## Page text:
+++

Likewise, rules and processes already embed some trade-offs between safety and other business objectives. Whether safety is given sufficient attention in these trade-offs that structure the activities of the organization is not naturally or systematically examined. The intuitive scope of safety culture does not include structuring activities not directly related to real-time operations despite their strong remote influence on them, and thus on safety. For example, a significant number of airlines prescribe in their operations manual to put the autopilot on above 500 or 1000 ft and disconnect it when reaching below this threshold again. Although this rule has an obvious efficiency objective—minimizing the fuel burn or optimizing the use of systems, the impact on safety can be debatable, especially if we consider the long-term impacts on pilots’ manual flying skills.

Similarly, the safety impact of new types of pilots’ contracts (e.g. pay-to-fly) may not have been analyzed as extensively as their economic impact, without prejudging the conclusions.

+++

## Set of tasks:
1. Reproduce the stretch of the passage on safety culture from "Similarly, the safety" through "prejudging the conclusions.".
2. According to the passage on safety culture, above what altitude do many airlines' operations manuals prescribe engaging the autopilot?
3. Carry on the passage on safety culture from its last sentence.

Records from a collection

+++

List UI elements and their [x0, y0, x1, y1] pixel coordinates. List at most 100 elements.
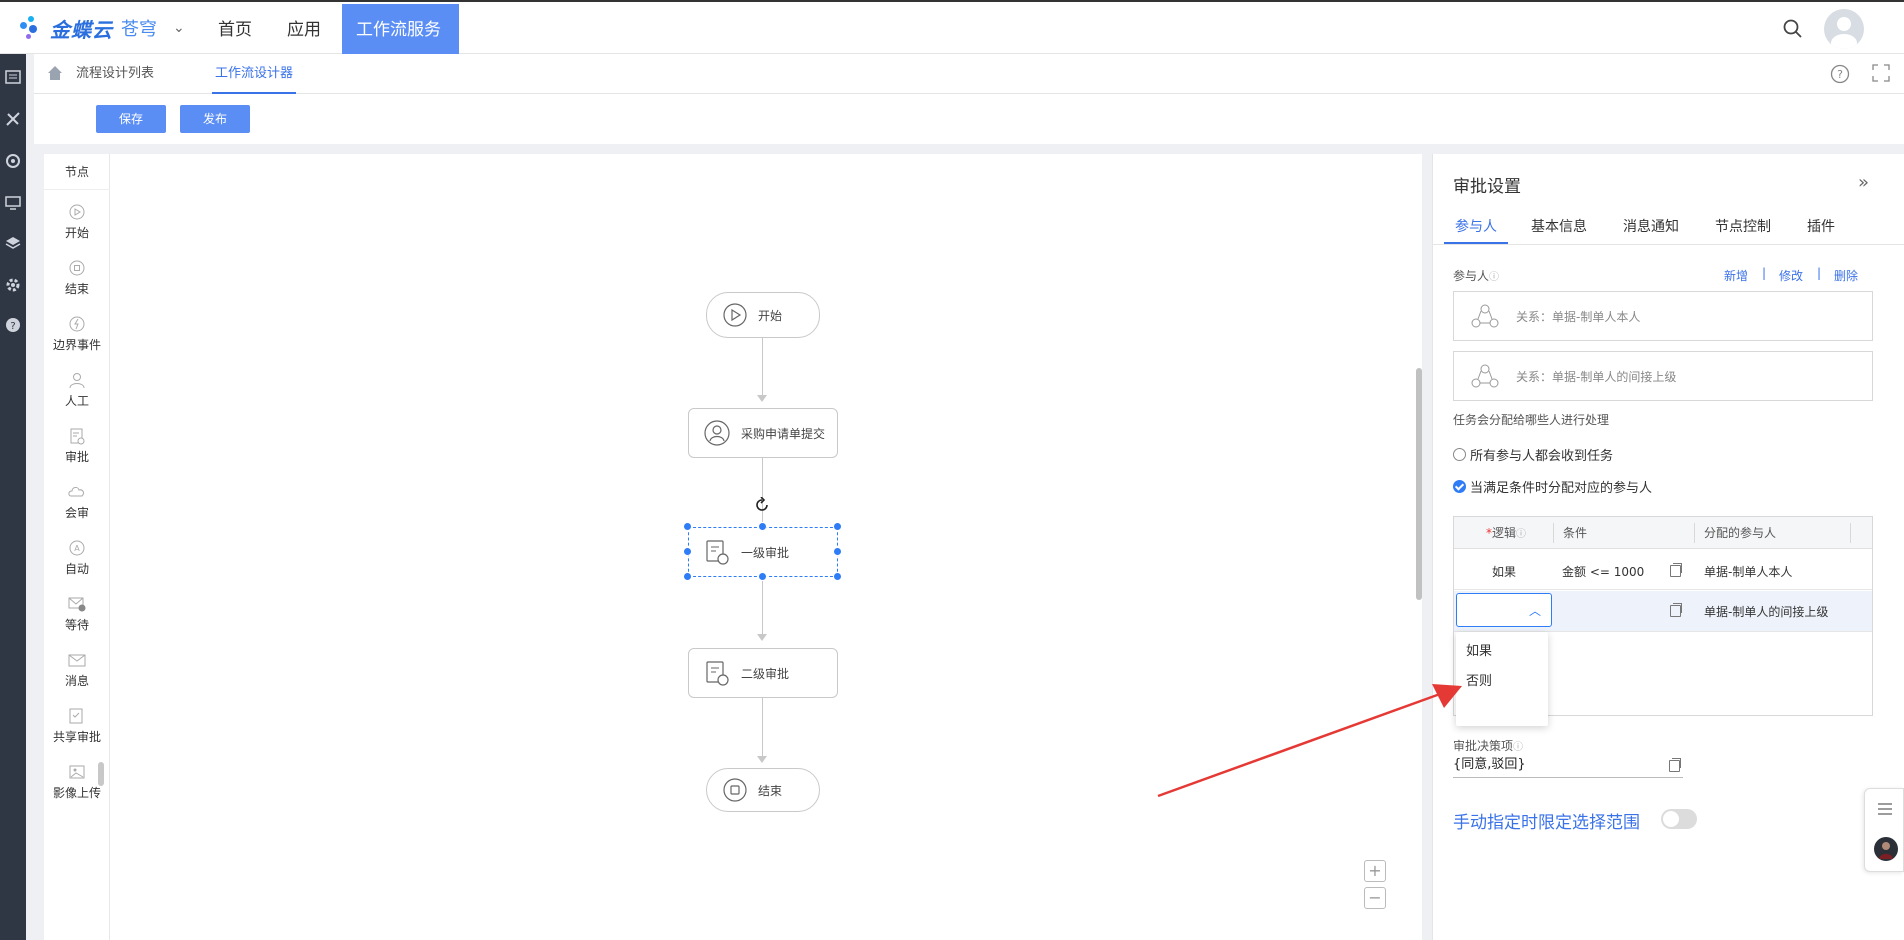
crumb-workflow-designer[interactable]: 工作流设计器: [212, 54, 297, 94]
zoom-in-icon[interactable]: +: [1364, 860, 1386, 882]
fullscreen-icon[interactable]: [1872, 64, 1890, 82]
palette-node-manual[interactable]: 人工: [44, 370, 110, 418]
panel-title: 审批设置: [1453, 177, 1521, 197]
avatar[interactable]: [1824, 9, 1864, 49]
palette-node-start[interactable]: 开始: [44, 202, 110, 250]
participant-card[interactable]: 关系：单据-制单人本人: [1453, 291, 1873, 341]
resize-handle[interactable]: [683, 547, 692, 556]
radio-conditional-participants[interactable]: 当满足条件时分配对应的参与人: [1453, 477, 1652, 496]
palette-node-label: 人工: [64, 394, 89, 408]
stop-circle-icon: [69, 260, 85, 276]
info-icon: ⓘ: [1489, 272, 1500, 283]
row-assignee[interactable]: 单据-制单人的间接上级: [1704, 603, 1828, 620]
info-icon: ⓘ: [1516, 529, 1527, 540]
list-icon[interactable]: [0, 64, 26, 90]
palette-node-wait[interactable]: 等待: [44, 594, 110, 642]
flow-node-level1-approval[interactable]: 一级审批: [688, 527, 838, 577]
row-condition[interactable]: 金额 <= 1000: [1562, 563, 1644, 580]
header-condition: 条件: [1563, 526, 1588, 540]
assistant-avatar[interactable]: [1874, 837, 1898, 861]
copy-icon[interactable]: [1670, 563, 1682, 577]
breadcrumb: 流程设计列表 工作流设计器 ?: [34, 54, 1904, 94]
action-separator: |: [1762, 266, 1767, 280]
search-icon[interactable]: [1782, 18, 1804, 40]
target-icon[interactable]: [0, 148, 26, 174]
delete-participant-link[interactable]: 删除: [1834, 267, 1858, 284]
flow-node-level2-approval[interactable]: 二级审批: [688, 648, 838, 698]
participant-card[interactable]: 关系：单据-制单人的间接上级: [1453, 351, 1873, 401]
row-divider: [1454, 589, 1872, 590]
crumb-process-list[interactable]: 流程设计列表: [76, 54, 154, 94]
nav-workflow-service[interactable]: 工作流服务: [342, 4, 459, 56]
tab-plugin[interactable]: 插件: [1807, 210, 1835, 244]
publish-button[interactable]: 发布: [180, 105, 250, 133]
palette-node-auto[interactable]: A 自动: [44, 538, 110, 586]
tab-participants[interactable]: 参与人: [1444, 210, 1508, 244]
palette-node-joint-review[interactable]: 会审: [44, 482, 110, 530]
resize-handle[interactable]: [683, 572, 692, 581]
flow-node-submit[interactable]: 采购申请单提交: [688, 408, 838, 458]
zoom-out-icon[interactable]: −: [1364, 887, 1386, 909]
connector-line: [762, 698, 763, 758]
resize-handle[interactable]: [833, 547, 842, 556]
radio-button-checked[interactable]: [1453, 480, 1466, 493]
range-limit-toggle[interactable]: [1661, 809, 1697, 829]
layers-icon[interactable]: [0, 230, 26, 256]
logo-dots-icon: [18, 14, 44, 42]
brand-logo[interactable]: 金蝶云 苍穹 ⌄: [18, 12, 185, 44]
flow-node-start[interactable]: 开始: [706, 292, 820, 338]
resize-handle[interactable]: [833, 572, 842, 581]
svg-text:?: ?: [1837, 68, 1843, 81]
radio-button[interactable]: [1453, 448, 1466, 461]
radio-all-participants[interactable]: 所有参与人都会收到任务: [1453, 445, 1613, 464]
participant-text: 关系：单据-制单人的间接上级: [1516, 369, 1677, 384]
resize-handle[interactable]: [683, 522, 692, 531]
home-icon[interactable]: [46, 64, 64, 82]
nav-apps[interactable]: 应用: [273, 4, 335, 56]
nav-home[interactable]: 首页: [204, 4, 266, 56]
copy-icon[interactable]: [1669, 758, 1681, 772]
palette-node-message[interactable]: 消息: [44, 650, 110, 698]
row-logic[interactable]: 如果: [1492, 563, 1516, 580]
flow-node-end[interactable]: 结束: [706, 768, 820, 812]
save-button[interactable]: 保存: [96, 105, 166, 133]
palette-node-end[interactable]: 结束: [44, 258, 110, 306]
flow-node-label: 开始: [758, 308, 783, 323]
play-circle-icon: [723, 303, 747, 327]
design-tools-icon[interactable]: [0, 106, 26, 132]
connector-line: [762, 577, 763, 636]
chevron-up-icon[interactable]: ︿: [1529, 602, 1541, 619]
menu-icon[interactable]: [1876, 801, 1894, 817]
approval-doc-icon: [706, 540, 729, 565]
monitor-icon[interactable]: [0, 190, 26, 216]
help-icon[interactable]: ?: [1830, 64, 1850, 84]
radio-label: 当满足条件时分配对应的参与人: [1470, 481, 1653, 496]
collapse-panel-icon[interactable]: »: [1858, 172, 1869, 193]
column-divider: [1850, 523, 1851, 543]
tab-node-control[interactable]: 节点控制: [1715, 210, 1771, 244]
decision-field[interactable]: {同意,驳回}: [1453, 754, 1683, 778]
tab-basic-info[interactable]: 基本信息: [1531, 210, 1587, 244]
palette-node-approval[interactable]: 审批: [44, 426, 110, 474]
palette-node-boundary-event[interactable]: 边界事件: [44, 314, 110, 362]
gear-icon[interactable]: [0, 272, 26, 298]
brand-sub: 苍穹: [121, 19, 157, 40]
add-participant-link[interactable]: 新增: [1724, 267, 1748, 284]
copy-icon[interactable]: [1670, 603, 1682, 617]
help-circle-icon[interactable]: ?: [0, 312, 26, 338]
dropdown-option-if[interactable]: 如果: [1466, 640, 1492, 659]
logic-select[interactable]: ︿: [1456, 593, 1552, 627]
canvas-scrollbar[interactable]: [1416, 368, 1422, 600]
person-icon: [704, 420, 730, 446]
tab-message-notify[interactable]: 消息通知: [1623, 210, 1679, 244]
resize-handle[interactable]: [758, 572, 767, 581]
palette-scrollbar[interactable]: [98, 762, 104, 786]
rotate-icon[interactable]: [754, 496, 770, 513]
row-assignee[interactable]: 单据-制单人本人: [1704, 563, 1792, 580]
resize-handle[interactable]: [758, 522, 767, 531]
palette-node-shared-approval[interactable]: 共享审批: [44, 706, 110, 754]
edit-participant-link[interactable]: 修改: [1779, 267, 1803, 284]
participant-text: 关系：单据-制单人本人: [1516, 309, 1641, 324]
resize-handle[interactable]: [833, 522, 842, 531]
chevron-down-icon[interactable]: ⌄: [173, 20, 185, 36]
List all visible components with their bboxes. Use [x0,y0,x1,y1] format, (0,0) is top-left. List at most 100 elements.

+++

## Final answers:
1.
Similarly, the safety impact of new types of pilots’ contracts (e.g. pay-to-fly) may not have been analyzed as extensively as their economic impact, without prejudging the conclusions.

2. Above 500 or 1000 ft.

3.
In many hazardous activities, some of the structuring choices made at some point in time are later analyzed in terms of their consequences on safety. It is the case of the increasing reliance on subcontractors or of mergers, for example. In the nuclear industry, a specific expert investigation was launched by the French Nuclear Safety Authority (ASN) in 2013 to “examine the efficiency of the measures taken by EDF (Electricité de France) to facilitate the priority given to nuclear safety in the interactions between EDF and the sub-contractor” (ASN, 2013) or of some mergers. In the airline industry, the recent merger between two airlines was mentioned in several accident investigation reports as a factor that may have played a role (Commission of Inquiry into the Air Ontario Crash at Dryden, Ontario (Canada), 1992). Interestingly, while these aspects are analyzed after an accident, thus identified a posteriori as having possibly played a role in the accident, they are still considered a priori “business decisions” and made with limited safety considerations, if any. Yet they involve trade-offs made by the organization… Should the concept of safety culture be broadened to include these kinds of structuring trade-offs? Should they be addressed through a different set of concepts and methods? Sociology of organizations certainly includes part of these questions in its scope.

Yet, a remaining question is: would taking safety into account in all these trade-offs solve all the problems?

3 Is the Solution as Simple as Deciding to Incorporate an Additional Ingredient?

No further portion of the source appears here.